▸ **What you need to do**: All of the data below must be repeated exactly.

▸ **Input material**:
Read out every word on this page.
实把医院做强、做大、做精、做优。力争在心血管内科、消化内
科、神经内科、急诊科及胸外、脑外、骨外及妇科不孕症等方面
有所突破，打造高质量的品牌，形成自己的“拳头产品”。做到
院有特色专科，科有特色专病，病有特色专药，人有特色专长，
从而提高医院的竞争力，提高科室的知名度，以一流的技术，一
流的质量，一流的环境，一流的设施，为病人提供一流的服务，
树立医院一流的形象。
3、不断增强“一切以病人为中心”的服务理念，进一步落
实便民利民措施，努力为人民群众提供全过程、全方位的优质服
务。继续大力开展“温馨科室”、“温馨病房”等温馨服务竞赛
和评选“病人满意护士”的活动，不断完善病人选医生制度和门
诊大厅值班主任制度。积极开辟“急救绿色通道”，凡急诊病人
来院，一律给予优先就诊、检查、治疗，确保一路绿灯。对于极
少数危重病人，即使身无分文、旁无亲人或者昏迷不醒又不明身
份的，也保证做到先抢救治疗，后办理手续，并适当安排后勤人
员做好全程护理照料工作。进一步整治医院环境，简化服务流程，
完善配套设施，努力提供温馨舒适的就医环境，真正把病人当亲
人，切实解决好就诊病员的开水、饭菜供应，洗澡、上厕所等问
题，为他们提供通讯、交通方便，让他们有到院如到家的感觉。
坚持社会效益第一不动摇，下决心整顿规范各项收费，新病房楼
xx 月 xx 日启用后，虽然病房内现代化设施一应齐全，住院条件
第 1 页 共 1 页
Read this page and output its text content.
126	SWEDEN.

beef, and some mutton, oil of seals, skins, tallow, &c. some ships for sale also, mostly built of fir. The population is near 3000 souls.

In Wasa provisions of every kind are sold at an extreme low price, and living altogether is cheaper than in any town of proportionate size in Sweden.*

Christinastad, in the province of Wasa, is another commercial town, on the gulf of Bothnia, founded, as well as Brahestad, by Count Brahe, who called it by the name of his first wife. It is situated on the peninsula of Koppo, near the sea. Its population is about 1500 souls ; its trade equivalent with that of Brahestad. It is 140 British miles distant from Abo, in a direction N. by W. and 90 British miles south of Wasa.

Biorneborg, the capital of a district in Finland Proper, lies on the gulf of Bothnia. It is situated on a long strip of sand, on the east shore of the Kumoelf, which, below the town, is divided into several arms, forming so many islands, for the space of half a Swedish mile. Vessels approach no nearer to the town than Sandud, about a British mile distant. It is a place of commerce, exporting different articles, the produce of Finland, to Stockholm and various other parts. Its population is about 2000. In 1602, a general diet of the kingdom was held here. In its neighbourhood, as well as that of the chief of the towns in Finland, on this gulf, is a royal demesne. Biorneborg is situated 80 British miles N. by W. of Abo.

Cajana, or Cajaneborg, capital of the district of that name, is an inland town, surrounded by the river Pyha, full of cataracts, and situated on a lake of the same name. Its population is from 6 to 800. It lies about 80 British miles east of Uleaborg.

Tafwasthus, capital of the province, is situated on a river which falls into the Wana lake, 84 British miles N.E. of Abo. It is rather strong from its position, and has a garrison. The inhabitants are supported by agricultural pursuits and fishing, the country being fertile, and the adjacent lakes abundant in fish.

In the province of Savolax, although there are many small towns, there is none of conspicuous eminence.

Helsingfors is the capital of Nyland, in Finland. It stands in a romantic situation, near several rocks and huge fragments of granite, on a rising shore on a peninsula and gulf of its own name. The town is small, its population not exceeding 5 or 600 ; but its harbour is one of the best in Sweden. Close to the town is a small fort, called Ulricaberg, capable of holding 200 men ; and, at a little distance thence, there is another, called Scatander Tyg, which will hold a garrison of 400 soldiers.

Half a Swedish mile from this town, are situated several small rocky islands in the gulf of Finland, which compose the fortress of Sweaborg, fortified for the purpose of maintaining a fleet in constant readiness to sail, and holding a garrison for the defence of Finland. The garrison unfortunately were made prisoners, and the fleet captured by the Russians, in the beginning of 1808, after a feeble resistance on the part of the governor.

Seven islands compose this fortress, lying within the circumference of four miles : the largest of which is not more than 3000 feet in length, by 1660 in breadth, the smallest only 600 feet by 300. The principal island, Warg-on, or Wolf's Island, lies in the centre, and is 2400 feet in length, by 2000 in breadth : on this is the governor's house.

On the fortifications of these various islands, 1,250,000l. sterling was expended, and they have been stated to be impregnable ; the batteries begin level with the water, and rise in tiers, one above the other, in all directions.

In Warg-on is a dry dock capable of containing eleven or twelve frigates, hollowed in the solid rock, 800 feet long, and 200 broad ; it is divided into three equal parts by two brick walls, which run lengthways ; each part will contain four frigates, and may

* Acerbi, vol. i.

▸ **Solution for this problem**:
Read out every word on this page.
实把医院做强、做大、做精、做优。力争在心血管内科、消化内
科、神经内科、急诊科及胸外、脑外、骨外及妇科不孕症等方面
有所突破，打造高质量的品牌，形成自己的“拳头产品”。做到
院有特色专科，科有特色专病，病有特色专药，人有特色专长，
从而提高医院的竞争力，提高科室的知名度，以一流的技术，一
流的质量，一流的环境，一流的设施，为病人提供一流的服务，
树立医院一流的形象。
3、不断增强“一切以病人为中心”的服务理念，进一步落
实便民利民措施，努力为人民群众提供全过程、全方位的优质服
务。继续大力开展“温馨科室”、“温馨病房”等温馨服务竞赛
和评选“病人满意护士”的活动，不断完善病人选医生制度和门
诊大厅值班主任制度。积极开辟“急救绿色通道”，凡急诊病人
来院，一律给予优先就诊、检查、治疗，确保一路绿灯。对于极
少数危重病人，即使身无分文、旁无亲人或者昏迷不醒又不明身
份的，也保证做到先抢救治疗，后办理手续，并适当安排后勤人
员做好全程护理照料工作。进一步整治医院环境，简化服务流程，
完善配套设施，努力提供温馨舒适的就医环境，真正把病人当亲
人，切实解决好就诊病员的开水、饭菜供应，洗澡、上厕所等问
题，为他们提供通讯、交通方便，让他们有到院如到家的感觉。
坚持社会效益第一不动摇，下决心整顿规范各项收费，新病房楼
xx 月 xx 日启用后，虽然病房内现代化设施一应齐全，住院条件
第 1 页 共 1 页
Read this page and output its text content.
126	SWEDEN.

beef, and some mutton, oil of seals, skins, tallow, &c. some ships for sale also, mostly built of fir. The population is near 3000 souls.

In Wasa provisions of every kind are sold at an extreme low price, and living altogether is cheaper than in any town of proportionate size in Sweden.*

Christinastad, in the province of Wasa, is another commercial town, on the gulf of Bothnia, founded, as well as Brahestad, by Count Brahe, who called it by the name of his first wife. It is situated on the peninsula of Koppo, near the sea. Its population is about 1500 souls ; its trade equivalent with that of Brahestad. It is 140 British miles distant from Abo, in a direction N. by W. and 90 British miles south of Wasa.

Biorneborg, the capital of a district in Finland Proper, lies on the gulf of Bothnia. It is situated on a long strip of sand, on the east shore of the Kumoelf, which, below the town, is divided into several arms, forming so many islands, for the space of half a Swedish mile. Vessels approach no nearer to the town than Sandud, about a British mile distant. It is a place of commerce, exporting different articles, the produce of Finland, to Stockholm and various other parts. Its population is about 2000. In 1602, a general diet of the kingdom was held here. In its neighbourhood, as well as that of the chief of the towns in Finland, on this gulf, is a royal demesne. Biorneborg is situated 80 British miles N. by W. of Abo.

Cajana, or Cajaneborg, capital of the district of that name, is an inland town, surrounded by the river Pyha, full of cataracts, and situated on a lake of the same name. Its population is from 6 to 800. It lies about 80 British miles east of Uleaborg.

Tafwasthus, capital of the province, is situated on a river which falls into the Wana lake, 84 British miles N.E. of Abo. It is rather strong from its position, and has a garrison. The inhabitants are supported by agricultural pursuits and fishing, the country being fertile, and the adjacent lakes abundant in fish.

In the province of Savolax, although there are many small towns, there is none of conspicuous eminence.

Helsingfors is the capital of Nyland, in Finland. It stands in a romantic situation, near several rocks and huge fragments of granite, on a rising shore on a peninsula and gulf of its own name. The town is small, its population not exceeding 5 or 600 ; but its harbour is one of the best in Sweden. Close to the town is a small fort, called Ulricaberg, capable of holding 200 men ; and, at a little distance thence, there is another, called Scatander Tyg, which will hold a garrison of 400 soldiers.

Half a Swedish mile from this town, are situated several small rocky islands in the gulf of Finland, which compose the fortress of Sweaborg, fortified for the purpose of maintaining a fleet in constant readiness to sail, and holding a garrison for the defence of Finland. The garrison unfortunately were made prisoners, and the fleet captured by the Russians, in the beginning of 1808, after a feeble resistance on the part of the governor.

Seven islands compose this fortress, lying within the circumference of four miles : the largest of which is not more than 3000 feet in length, by 1660 in breadth, the smallest only 600 feet by 300. The principal island, Warg-on, or Wolf's Island, lies in the centre, and is 2400 feet in length, by 2000 in breadth : on this is the governor's house.

On the fortifications of these various islands, 1,250,000l. sterling was expended, and they have been stated to be impregnable ; the batteries begin level with the water, and rise in tiers, one above the other, in all directions.

In Warg-on is a dry dock capable of containing eleven or twelve frigates, hollowed in the solid rock, 800 feet long, and 200 broad ; it is divided into three equal parts by two brick walls, which run lengthways ; each part will contain four frigates, and may

* Acerbi, vol. i.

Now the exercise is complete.